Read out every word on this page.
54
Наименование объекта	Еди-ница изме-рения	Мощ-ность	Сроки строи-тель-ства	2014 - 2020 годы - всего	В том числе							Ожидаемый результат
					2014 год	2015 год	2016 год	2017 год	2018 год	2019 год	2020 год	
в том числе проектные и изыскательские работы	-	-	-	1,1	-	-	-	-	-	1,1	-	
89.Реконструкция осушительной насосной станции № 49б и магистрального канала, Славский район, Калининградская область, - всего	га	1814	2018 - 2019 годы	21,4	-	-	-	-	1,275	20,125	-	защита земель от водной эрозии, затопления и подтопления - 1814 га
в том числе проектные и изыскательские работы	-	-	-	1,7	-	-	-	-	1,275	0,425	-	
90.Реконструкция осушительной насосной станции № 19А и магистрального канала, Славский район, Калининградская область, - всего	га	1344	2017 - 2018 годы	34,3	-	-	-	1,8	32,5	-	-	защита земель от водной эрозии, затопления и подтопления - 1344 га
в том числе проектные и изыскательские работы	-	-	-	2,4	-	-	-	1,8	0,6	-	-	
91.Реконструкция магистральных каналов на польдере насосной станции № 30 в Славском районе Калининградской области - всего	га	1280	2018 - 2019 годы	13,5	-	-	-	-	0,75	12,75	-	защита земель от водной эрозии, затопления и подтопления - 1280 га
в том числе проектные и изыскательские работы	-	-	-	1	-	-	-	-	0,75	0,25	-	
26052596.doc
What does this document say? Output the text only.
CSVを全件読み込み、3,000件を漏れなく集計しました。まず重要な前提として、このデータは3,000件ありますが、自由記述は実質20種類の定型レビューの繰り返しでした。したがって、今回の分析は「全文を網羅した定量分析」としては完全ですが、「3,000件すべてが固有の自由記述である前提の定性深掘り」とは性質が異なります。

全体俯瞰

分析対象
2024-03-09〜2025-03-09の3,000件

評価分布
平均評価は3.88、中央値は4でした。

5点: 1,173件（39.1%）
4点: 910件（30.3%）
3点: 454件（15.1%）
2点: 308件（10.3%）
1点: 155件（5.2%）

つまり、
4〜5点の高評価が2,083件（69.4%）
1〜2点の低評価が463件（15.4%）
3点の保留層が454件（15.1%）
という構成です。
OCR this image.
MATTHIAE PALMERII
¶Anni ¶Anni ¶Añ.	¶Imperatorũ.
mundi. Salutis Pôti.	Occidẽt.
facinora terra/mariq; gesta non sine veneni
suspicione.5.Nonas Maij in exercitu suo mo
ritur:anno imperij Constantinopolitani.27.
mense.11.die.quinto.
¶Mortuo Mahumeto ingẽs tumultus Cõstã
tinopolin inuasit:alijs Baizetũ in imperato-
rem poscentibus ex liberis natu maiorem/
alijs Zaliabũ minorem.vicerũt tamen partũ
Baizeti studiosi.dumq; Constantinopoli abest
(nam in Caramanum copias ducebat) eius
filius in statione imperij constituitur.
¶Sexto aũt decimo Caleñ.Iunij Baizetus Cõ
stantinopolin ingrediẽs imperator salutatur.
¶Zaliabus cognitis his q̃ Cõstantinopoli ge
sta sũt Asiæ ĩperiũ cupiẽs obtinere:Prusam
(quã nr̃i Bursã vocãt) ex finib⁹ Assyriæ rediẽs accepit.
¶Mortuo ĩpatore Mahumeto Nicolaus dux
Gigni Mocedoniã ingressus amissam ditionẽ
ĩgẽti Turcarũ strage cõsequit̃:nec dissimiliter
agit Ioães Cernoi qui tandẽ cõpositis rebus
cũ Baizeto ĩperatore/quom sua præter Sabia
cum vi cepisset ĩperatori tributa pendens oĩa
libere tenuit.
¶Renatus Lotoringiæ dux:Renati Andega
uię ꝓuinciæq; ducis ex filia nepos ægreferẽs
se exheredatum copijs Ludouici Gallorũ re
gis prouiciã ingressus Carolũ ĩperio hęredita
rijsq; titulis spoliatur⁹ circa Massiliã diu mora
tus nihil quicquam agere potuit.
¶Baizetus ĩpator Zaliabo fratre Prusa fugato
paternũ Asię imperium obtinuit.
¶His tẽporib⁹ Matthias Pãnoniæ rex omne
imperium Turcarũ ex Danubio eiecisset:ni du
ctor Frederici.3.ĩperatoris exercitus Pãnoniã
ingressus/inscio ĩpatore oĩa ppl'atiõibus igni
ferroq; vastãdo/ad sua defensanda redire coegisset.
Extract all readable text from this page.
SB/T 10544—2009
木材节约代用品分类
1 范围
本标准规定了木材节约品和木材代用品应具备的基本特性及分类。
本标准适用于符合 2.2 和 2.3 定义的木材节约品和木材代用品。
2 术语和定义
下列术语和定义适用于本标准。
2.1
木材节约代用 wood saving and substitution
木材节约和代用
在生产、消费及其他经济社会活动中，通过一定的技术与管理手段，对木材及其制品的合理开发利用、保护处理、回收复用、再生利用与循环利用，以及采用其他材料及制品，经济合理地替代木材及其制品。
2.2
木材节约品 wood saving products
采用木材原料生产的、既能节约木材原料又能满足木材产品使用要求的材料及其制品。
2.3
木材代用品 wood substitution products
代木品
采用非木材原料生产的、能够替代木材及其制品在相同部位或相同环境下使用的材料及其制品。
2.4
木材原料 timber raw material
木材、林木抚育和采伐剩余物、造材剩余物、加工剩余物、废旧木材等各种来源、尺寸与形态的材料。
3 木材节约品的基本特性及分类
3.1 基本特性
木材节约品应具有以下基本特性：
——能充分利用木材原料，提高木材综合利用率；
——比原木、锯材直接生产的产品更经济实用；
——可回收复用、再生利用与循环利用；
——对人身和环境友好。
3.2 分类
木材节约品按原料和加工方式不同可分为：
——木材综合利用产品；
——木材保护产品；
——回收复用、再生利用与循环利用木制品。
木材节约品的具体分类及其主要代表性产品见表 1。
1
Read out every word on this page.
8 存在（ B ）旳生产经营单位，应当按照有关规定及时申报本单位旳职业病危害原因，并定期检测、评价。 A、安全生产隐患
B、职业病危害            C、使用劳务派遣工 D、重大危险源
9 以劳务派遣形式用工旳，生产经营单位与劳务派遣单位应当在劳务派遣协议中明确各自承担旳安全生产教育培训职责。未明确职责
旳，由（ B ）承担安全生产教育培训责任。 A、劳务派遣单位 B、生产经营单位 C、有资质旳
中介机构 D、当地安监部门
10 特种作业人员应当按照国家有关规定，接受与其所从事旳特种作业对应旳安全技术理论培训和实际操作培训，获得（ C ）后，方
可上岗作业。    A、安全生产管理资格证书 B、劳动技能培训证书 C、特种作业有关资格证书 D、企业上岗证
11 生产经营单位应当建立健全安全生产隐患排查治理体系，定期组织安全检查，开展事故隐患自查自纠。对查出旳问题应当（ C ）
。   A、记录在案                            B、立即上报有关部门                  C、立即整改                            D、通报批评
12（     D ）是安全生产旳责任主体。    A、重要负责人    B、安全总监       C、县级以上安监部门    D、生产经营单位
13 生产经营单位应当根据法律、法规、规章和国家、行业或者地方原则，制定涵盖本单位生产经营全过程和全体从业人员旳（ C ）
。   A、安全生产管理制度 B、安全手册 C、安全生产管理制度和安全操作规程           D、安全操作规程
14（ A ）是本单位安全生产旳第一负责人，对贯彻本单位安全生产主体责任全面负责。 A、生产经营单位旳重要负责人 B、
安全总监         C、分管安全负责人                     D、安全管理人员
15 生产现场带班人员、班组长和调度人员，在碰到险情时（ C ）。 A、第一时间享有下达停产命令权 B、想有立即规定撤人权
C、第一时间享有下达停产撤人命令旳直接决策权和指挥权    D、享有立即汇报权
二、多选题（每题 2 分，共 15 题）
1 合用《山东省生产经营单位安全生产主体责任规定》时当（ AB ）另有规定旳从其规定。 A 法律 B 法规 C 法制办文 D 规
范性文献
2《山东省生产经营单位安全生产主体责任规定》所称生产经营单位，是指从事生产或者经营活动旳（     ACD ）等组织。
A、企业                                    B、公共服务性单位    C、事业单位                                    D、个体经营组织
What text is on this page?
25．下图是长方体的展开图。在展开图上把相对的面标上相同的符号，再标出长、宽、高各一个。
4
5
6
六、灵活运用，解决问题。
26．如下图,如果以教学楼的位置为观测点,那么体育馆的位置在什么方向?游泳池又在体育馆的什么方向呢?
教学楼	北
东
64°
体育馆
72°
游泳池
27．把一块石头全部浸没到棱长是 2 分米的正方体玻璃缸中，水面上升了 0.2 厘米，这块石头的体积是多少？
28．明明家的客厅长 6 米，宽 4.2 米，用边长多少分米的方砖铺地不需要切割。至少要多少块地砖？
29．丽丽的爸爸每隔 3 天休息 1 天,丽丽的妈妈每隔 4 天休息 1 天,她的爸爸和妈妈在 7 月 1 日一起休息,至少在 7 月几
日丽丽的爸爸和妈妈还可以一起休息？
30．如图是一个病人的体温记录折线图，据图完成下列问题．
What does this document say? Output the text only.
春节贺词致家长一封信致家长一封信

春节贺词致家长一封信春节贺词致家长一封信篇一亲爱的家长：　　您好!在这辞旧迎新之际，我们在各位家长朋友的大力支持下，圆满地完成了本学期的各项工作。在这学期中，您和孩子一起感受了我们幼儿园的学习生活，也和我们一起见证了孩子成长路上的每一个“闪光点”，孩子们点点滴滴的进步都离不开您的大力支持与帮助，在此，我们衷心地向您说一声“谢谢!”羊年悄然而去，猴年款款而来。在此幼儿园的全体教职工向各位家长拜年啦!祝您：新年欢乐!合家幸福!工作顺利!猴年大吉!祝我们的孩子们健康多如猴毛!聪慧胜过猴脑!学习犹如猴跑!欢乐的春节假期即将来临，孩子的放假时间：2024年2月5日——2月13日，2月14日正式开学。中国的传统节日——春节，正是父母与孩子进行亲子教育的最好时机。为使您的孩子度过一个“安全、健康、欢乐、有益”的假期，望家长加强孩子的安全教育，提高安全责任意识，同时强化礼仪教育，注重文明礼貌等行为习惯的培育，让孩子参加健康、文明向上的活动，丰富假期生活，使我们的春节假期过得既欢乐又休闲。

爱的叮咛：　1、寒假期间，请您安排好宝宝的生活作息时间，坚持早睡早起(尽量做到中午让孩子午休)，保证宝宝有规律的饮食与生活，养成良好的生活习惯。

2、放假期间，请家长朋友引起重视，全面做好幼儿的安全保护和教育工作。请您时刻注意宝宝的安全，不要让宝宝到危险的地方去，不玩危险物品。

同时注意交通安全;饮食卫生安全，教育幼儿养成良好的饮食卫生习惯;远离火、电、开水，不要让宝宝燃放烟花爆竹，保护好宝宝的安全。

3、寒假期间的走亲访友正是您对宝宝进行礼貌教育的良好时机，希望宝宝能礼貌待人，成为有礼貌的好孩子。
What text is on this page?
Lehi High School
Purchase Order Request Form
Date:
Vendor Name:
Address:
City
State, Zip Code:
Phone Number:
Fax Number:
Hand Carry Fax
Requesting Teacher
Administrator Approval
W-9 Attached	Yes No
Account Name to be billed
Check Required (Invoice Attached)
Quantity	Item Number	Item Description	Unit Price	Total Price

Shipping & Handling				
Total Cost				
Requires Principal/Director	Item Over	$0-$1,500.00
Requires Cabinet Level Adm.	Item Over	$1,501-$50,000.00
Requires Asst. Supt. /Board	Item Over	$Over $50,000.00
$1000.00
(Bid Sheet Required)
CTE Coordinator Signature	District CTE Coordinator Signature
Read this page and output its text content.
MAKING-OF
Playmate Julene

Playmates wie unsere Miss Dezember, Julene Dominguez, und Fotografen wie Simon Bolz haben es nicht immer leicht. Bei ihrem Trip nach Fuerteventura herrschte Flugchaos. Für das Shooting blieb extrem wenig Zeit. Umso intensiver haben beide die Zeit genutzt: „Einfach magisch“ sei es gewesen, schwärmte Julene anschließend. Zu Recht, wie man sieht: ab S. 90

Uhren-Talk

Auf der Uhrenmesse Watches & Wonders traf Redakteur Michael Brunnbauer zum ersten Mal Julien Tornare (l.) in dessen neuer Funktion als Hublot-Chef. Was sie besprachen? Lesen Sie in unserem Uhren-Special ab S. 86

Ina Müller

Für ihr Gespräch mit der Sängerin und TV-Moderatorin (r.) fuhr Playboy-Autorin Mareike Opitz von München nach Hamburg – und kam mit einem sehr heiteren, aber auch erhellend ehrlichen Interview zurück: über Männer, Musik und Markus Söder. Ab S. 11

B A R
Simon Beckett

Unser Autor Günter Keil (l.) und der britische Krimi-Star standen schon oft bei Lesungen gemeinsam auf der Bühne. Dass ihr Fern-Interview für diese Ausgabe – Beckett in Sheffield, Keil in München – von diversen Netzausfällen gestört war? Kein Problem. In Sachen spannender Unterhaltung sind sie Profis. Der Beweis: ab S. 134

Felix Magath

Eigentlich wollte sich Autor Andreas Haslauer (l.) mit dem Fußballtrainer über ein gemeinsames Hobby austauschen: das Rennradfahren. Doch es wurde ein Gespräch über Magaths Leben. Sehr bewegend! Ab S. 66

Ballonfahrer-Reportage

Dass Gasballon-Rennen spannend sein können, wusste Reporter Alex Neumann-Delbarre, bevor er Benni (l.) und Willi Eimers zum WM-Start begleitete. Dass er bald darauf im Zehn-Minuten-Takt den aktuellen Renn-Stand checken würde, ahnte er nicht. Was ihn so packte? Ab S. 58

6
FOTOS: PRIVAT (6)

**WORK REQUIRED**
The word "Калининградская" may turn up on some lines of these records; say how many, with no other words.

**THE RESULT**
2